Try it -> Every line below should be copied exactly; drop the pictures.

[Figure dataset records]
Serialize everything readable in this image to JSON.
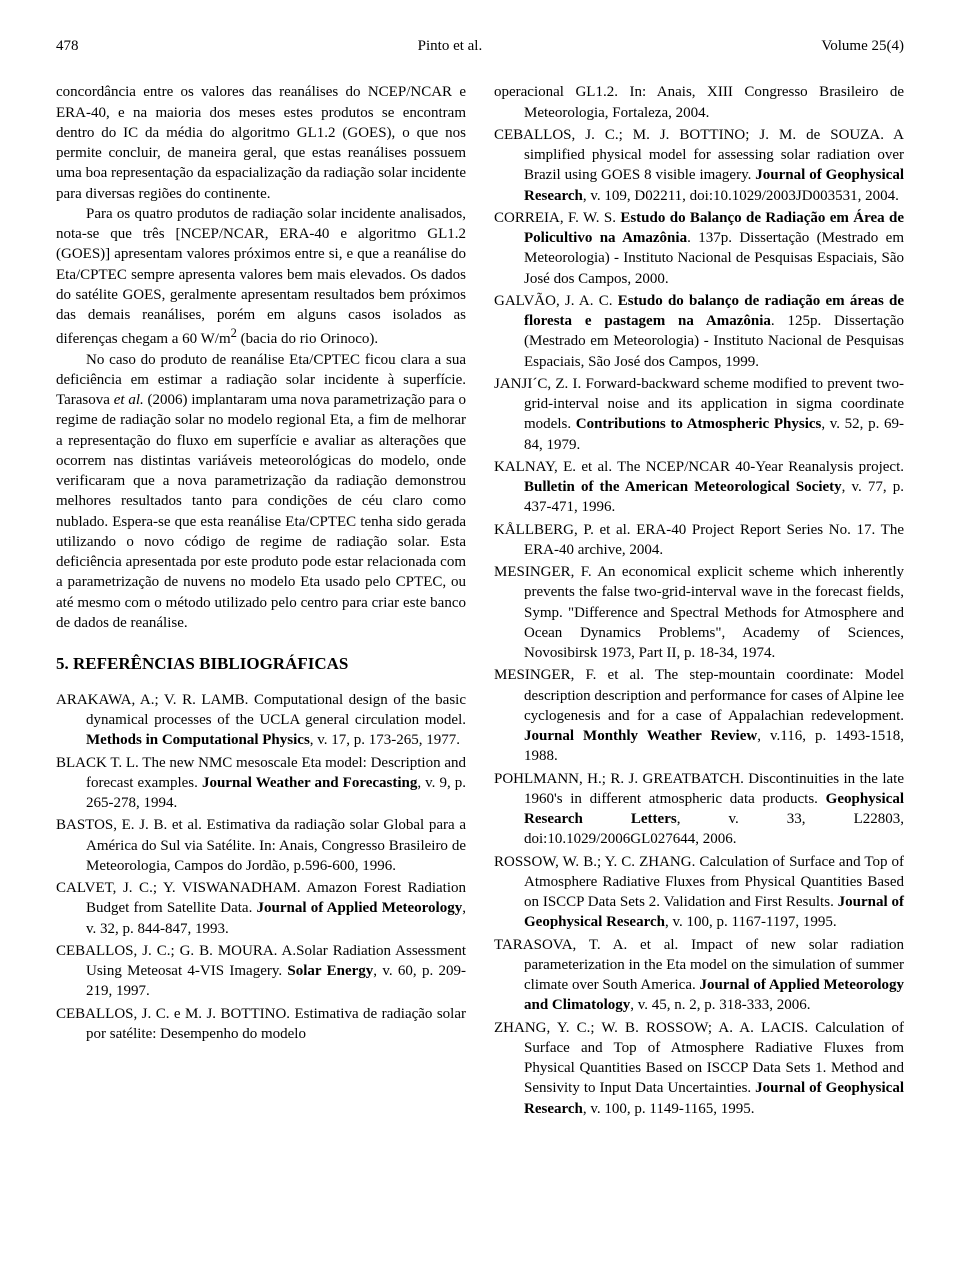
{
  "header": {
    "page_number": "478",
    "authors": "Pinto et al.",
    "volume": "Volume 25(4)"
  },
  "left": {
    "p1": "concordância entre os valores das reanálises do NCEP/NCAR e ERA-40, e na maioria dos meses estes produtos se encontram dentro do IC da média do algoritmo GL1.2 (GOES), o que nos permite concluir, de maneira geral, que estas reanálises possuem uma boa representação da espacialização da radiação solar incidente para diversas regiões do continente.",
    "p2a": "Para os quatro produtos de radiação solar incidente analisados, nota-se que três [NCEP/NCAR, ERA-40 e algoritmo GL1.2 (GOES)] apresentam valores próximos entre si, e que a reanálise do Eta/CPTEC sempre apresenta valores bem mais elevados. Os dados do satélite GOES, geralmente apresentam resultados bem próximos das demais reanálises, porém em alguns casos isolados as diferenças chegam a 60 W/m",
    "p2sup": "2",
    "p2b": " (bacia do rio Orinoco).",
    "p3a": "No caso do produto de reanálise Eta/CPTEC ficou clara a sua deficiência em estimar a radiação solar incidente à superfície. Tarasova ",
    "p3i": "et al.",
    "p3b": " (2006) implantaram uma nova parametrização para o regime de radiação solar no modelo regional Eta, a fim de melhorar a representação do fluxo em superfície e avaliar as alterações que ocorrem nas distintas variáveis meteorológicas do modelo, onde verificaram que a nova parametrização da radiação demonstrou melhores resultados tanto para condições de céu claro como nublado. Espera-se que esta reanálise Eta/CPTEC tenha sido gerada utilizando o novo código de regime de radiação solar. Esta deficiência apresentada por este produto pode estar relacionada com a parametrização de nuvens no modelo Eta usado pelo CPTEC, ou até mesmo com o método utilizado pelo centro para criar este banco de dados de reanálise.",
    "section": "5. REFERÊNCIAS BIBLIOGRÁFICAS",
    "refs": {
      "r1a": "ARAKAWA, A.; V. R. LAMB. Computational design of the basic dynamical processes of the UCLA general circulation model. ",
      "r1b": "Methods in Computational Physics",
      "r1c": ", v. 17, p. 173-265, 1977.",
      "r2a": "BLACK T. L. The new NMC mesoscale Eta model: Description and forecast examples. ",
      "r2b": "Journal Weather and Forecasting",
      "r2c": ", v. 9, p. 265-278, 1994.",
      "r3a": "BASTOS, E. J. B. et al. Estimativa da radiação solar Global para a América do Sul via Satélite. In: Anais, Congresso Brasileiro de Meteorologia, Campos do Jordão, p.596-600, 1996.",
      "r4a": "CALVET, J. C.; Y. VISWANADHAM. Amazon Forest Radiation Budget from Satellite Data. ",
      "r4b": "Journal of Applied Meteorology",
      "r4c": ", v. 32, p. 844-847, 1993.",
      "r5a": "CEBALLOS, J. C.; G. B. MOURA. A.Solar Radiation Assessment Using Meteosat 4-VIS Imagery. ",
      "r5b": "Solar Energy",
      "r5c": ", v. 60, p. 209-219, 1997.",
      "r6a": "CEBALLOS, J. C. e M. J. BOTTINO. Estimativa de radiação solar por satélite: Desempenho do modelo"
    }
  },
  "right": {
    "r6b": "operacional GL1.2. In: Anais, XIII Congresso Brasileiro de Meteorologia, Fortaleza, 2004.",
    "r7a": "CEBALLOS, J. C.; M. J. BOTTINO; J. M. de SOUZA. A simplified physical model for assessing solar radiation over Brazil using GOES 8 visible imagery. ",
    "r7b": "Journal of Geophysical Research",
    "r7c": ", v. 109, D02211, doi:10.1029/2003JD003531, 2004.",
    "r8a": "CORREIA, F. W. S. ",
    "r8b": "Estudo do Balanço de Radiação em Área de Policultivo na Amazônia",
    "r8c": ". 137p. Dissertação (Mestrado em Meteorologia) - Instituto Nacional de Pesquisas Espaciais, São José dos Campos, 2000.",
    "r9a": "GALVÃO, J. A. C. ",
    "r9b": "Estudo do balanço de radiação em áreas de floresta e pastagem na Amazônia",
    "r9c": ". 125p. Dissertação (Mestrado em Meteorologia) - Instituto Nacional de Pesquisas Espaciais, São José dos Campos, 1999.",
    "r10a": "JANJI´C, Z. I. Forward-backward scheme modified to prevent two-grid-interval noise and its application in sigma coordinate models. ",
    "r10b": "Contributions to Atmospheric Physics",
    "r10c": ", v. 52, p. 69-84, 1979.",
    "r11a": "KALNAY, E. et al. The NCEP/NCAR 40-Year Reanalysis project. ",
    "r11b": "Bulletin of the American Meteorological Society",
    "r11c": ", v. 77, p. 437-471, 1996.",
    "r12a": "KÅLLBERG, P. et al. ERA-40 Project Report Series No. 17. The ERA-40 archive, 2004.",
    "r13a": "MESINGER, F. An economical explicit scheme which inherently prevents the false two-grid-interval wave in the forecast fields, Symp. \"Difference and Spectral Methods for Atmosphere and Ocean Dynamics Problems\", Academy of Sciences, Novosibirsk 1973, Part II, p. 18-34, 1974.",
    "r14a": "MESINGER, F. et al. The step-mountain coordinate: Model description description and performance for cases of Alpine lee cyclogenesis and for a case of Appalachian redevelopment. ",
    "r14b": "Journal Monthly Weather Review",
    "r14c": ", v.116, p. 1493-1518, 1988.",
    "r15a": "POHLMANN, H.; R. J. GREATBATCH. Discontinuities in the late 1960's in different atmospheric data products. ",
    "r15b": "Geophysical Research Letters",
    "r15c": ", v. 33, L22803, doi:10.1029/2006GL027644, 2006.",
    "r16a": "ROSSOW, W. B.; Y. C. ZHANG. Calculation of Surface and Top of Atmosphere Radiative Fluxes from Physical Quantities Based on ISCCP Data Sets 2. Validation and First Results. ",
    "r16b": "Journal of Geophysical Research",
    "r16c": ", v. 100, p. 1167-1197, 1995.",
    "r17a": "TARASOVA, T. A. et al. Impact of new solar radiation parameterization in the Eta model on the simulation of summer climate over South America. ",
    "r17b": "Journal of Applied Meteorology and Climatology",
    "r17c": ", v. 45, n. 2, p. 318-333, 2006.",
    "r18a": "ZHANG, Y. C.; W. B. ROSSOW; A. A. LACIS. Calculation of Surface and Top of Atmosphere Radiative Fluxes from Physical Quantities Based on ISCCP Data Sets 1. Method and Sensivity to Input Data Uncertainties. ",
    "r18b": "Journal of Geophysical Research",
    "r18c": ", v. 100, p. 1149-1165, 1995."
  }
}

Solution to the problem ->
Serialize everything readable in this image to JSON.
{
  "header": {
    "page_number": "478",
    "authors": "Pinto et al.",
    "volume": "Volume 25(4)"
  },
  "left": {
    "p1": "concordância entre os valores das reanálises do NCEP/NCAR e ERA-40, e na maioria dos meses estes produtos se encontram dentro do IC da média do algoritmo GL1.2 (GOES), o que nos permite concluir, de maneira geral, que estas reanálises possuem uma boa representação da espacialização da radiação solar incidente para diversas regiões do continente.",
    "p2a": "Para os quatro produtos de radiação solar incidente analisados, nota-se que três [NCEP/NCAR, ERA-40 e algoritmo GL1.2 (GOES)] apresentam valores próximos entre si, e que a reanálise do Eta/CPTEC sempre apresenta valores bem mais elevados. Os dados do satélite GOES, geralmente apresentam resultados bem próximos das demais reanálises, porém em alguns casos isolados as diferenças chegam a 60 W/m",
    "p2sup": "2",
    "p2b": " (bacia do rio Orinoco).",
    "p3a": "No caso do produto de reanálise Eta/CPTEC ficou clara a sua deficiência em estimar a radiação solar incidente à superfície. Tarasova ",
    "p3i": "et al.",
    "p3b": " (2006) implantaram uma nova parametrização para o regime de radiação solar no modelo regional Eta, a fim de melhorar a representação do fluxo em superfície e avaliar as alterações que ocorrem nas distintas variáveis meteorológicas do modelo, onde verificaram que a nova parametrização da radiação demonstrou melhores resultados tanto para condições de céu claro como nublado. Espera-se que esta reanálise Eta/CPTEC tenha sido gerada utilizando o novo código de regime de radiação solar. Esta deficiência apresentada por este produto pode estar relacionada com a parametrização de nuvens no modelo Eta usado pelo CPTEC, ou até mesmo com o método utilizado pelo centro para criar este banco de dados de reanálise.",
    "section": "5. REFERÊNCIAS BIBLIOGRÁFICAS",
    "refs": {
      "r1a": "ARAKAWA, A.; V. R. LAMB. Computational design of the basic dynamical processes of the UCLA general circulation model. ",
      "r1b": "Methods in Computational Physics",
      "r1c": ", v. 17, p. 173-265, 1977.",
      "r2a": "BLACK T. L. The new NMC mesoscale Eta model: Description and forecast examples. ",
      "r2b": "Journal Weather and Forecasting",
      "r2c": ", v. 9, p. 265-278, 1994.",
      "r3a": "BASTOS, E. J. B. et al. Estimativa da radiação solar Global para a América do Sul via Satélite. In: Anais, Congresso Brasileiro de Meteorologia, Campos do Jordão, p.596-600, 1996.",
      "r4a": "CALVET, J. C.; Y. VISWANADHAM. Amazon Forest Radiation Budget from Satellite Data. ",
      "r4b": "Journal of Applied Meteorology",
      "r4c": ", v. 32, p. 844-847, 1993.",
      "r5a": "CEBALLOS, J. C.; G. B. MOURA. A.Solar Radiation Assessment Using Meteosat 4-VIS Imagery. ",
      "r5b": "Solar Energy",
      "r5c": ", v. 60, p. 209-219, 1997.",
      "r6a": "CEBALLOS, J. C. e M. J. BOTTINO. Estimativa de radiação solar por satélite: Desempenho do modelo"
    }
  },
  "right": {
    "r6b": "operacional GL1.2. In: Anais, XIII Congresso Brasileiro de Meteorologia, Fortaleza, 2004.",
    "r7a": "CEBALLOS, J. C.; M. J. BOTTINO; J. M. de SOUZA. A simplified physical model for assessing solar radiation over Brazil using GOES 8 visible imagery. ",
    "r7b": "Journal of Geophysical Research",
    "r7c": ", v. 109, D02211, doi:10.1029/2003JD003531, 2004.",
    "r8a": "CORREIA, F. W. S. ",
    "r8b": "Estudo do Balanço de Radiação em Área de Policultivo na Amazônia",
    "r8c": ". 137p. Dissertação (Mestrado em Meteorologia) - Instituto Nacional de Pesquisas Espaciais, São José dos Campos, 2000.",
    "r9a": "GALVÃO, J. A. C. ",
    "r9b": "Estudo do balanço de radiação em áreas de floresta e pastagem na Amazônia",
    "r9c": ". 125p. Dissertação (Mestrado em Meteorologia) - Instituto Nacional de Pesquisas Espaciais, São José dos Campos, 1999.",
    "r10a": "JANJI´C, Z. I. Forward-backward scheme modified to prevent two-grid-interval noise and its application in sigma coordinate models. ",
    "r10b": "Contributions to Atmospheric Physics",
    "r10c": ", v. 52, p. 69-84, 1979.",
    "r11a": "KALNAY, E. et al. The NCEP/NCAR 40-Year Reanalysis project. ",
    "r11b": "Bulletin of the American Meteorological Society",
    "r11c": ", v. 77, p. 437-471, 1996.",
    "r12a": "KÅLLBERG, P. et al. ERA-40 Project Report Series No. 17. The ERA-40 archive, 2004.",
    "r13a": "MESINGER, F. An economical explicit scheme which inherently prevents the false two-grid-interval wave in the forecast fields, Symp. \"Difference and Spectral Methods for Atmosphere and Ocean Dynamics Problems\", Academy of Sciences, Novosibirsk 1973, Part II, p. 18-34, 1974.",
    "r14a": "MESINGER, F. et al. The step-mountain coordinate: Model description description and performance for cases of Alpine lee cyclogenesis and for a case of Appalachian redevelopment. ",
    "r14b": "Journal Monthly Weather Review",
    "r14c": ", v.116, p. 1493-1518, 1988.",
    "r15a": "POHLMANN, H.; R. J. GREATBATCH. Discontinuities in the late 1960's in different atmospheric data products. ",
    "r15b": "Geophysical Research Letters",
    "r15c": ", v. 33, L22803, doi:10.1029/2006GL027644, 2006.",
    "r16a": "ROSSOW, W. B.; Y. C. ZHANG. Calculation of Surface and Top of Atmosphere Radiative Fluxes from Physical Quantities Based on ISCCP Data Sets 2. Validation and First Results. ",
    "r16b": "Journal of Geophysical Research",
    "r16c": ", v. 100, p. 1167-1197, 1995.",
    "r17a": "TARASOVA, T. A. et al. Impact of new solar radiation parameterization in the Eta model on the simulation of summer climate over South America. ",
    "r17b": "Journal of Applied Meteorology and Climatology",
    "r17c": ", v. 45, n. 2, p. 318-333, 2006.",
    "r18a": "ZHANG, Y. C.; W. B. ROSSOW; A. A. LACIS. Calculation of Surface and Top of Atmosphere Radiative Fluxes from Physical Quantities Based on ISCCP Data Sets 1. Method and Sensivity to Input Data Uncertainties. ",
    "r18b": "Journal of Geophysical Research",
    "r18c": ", v. 100, p. 1149-1165, 1995."
  }
}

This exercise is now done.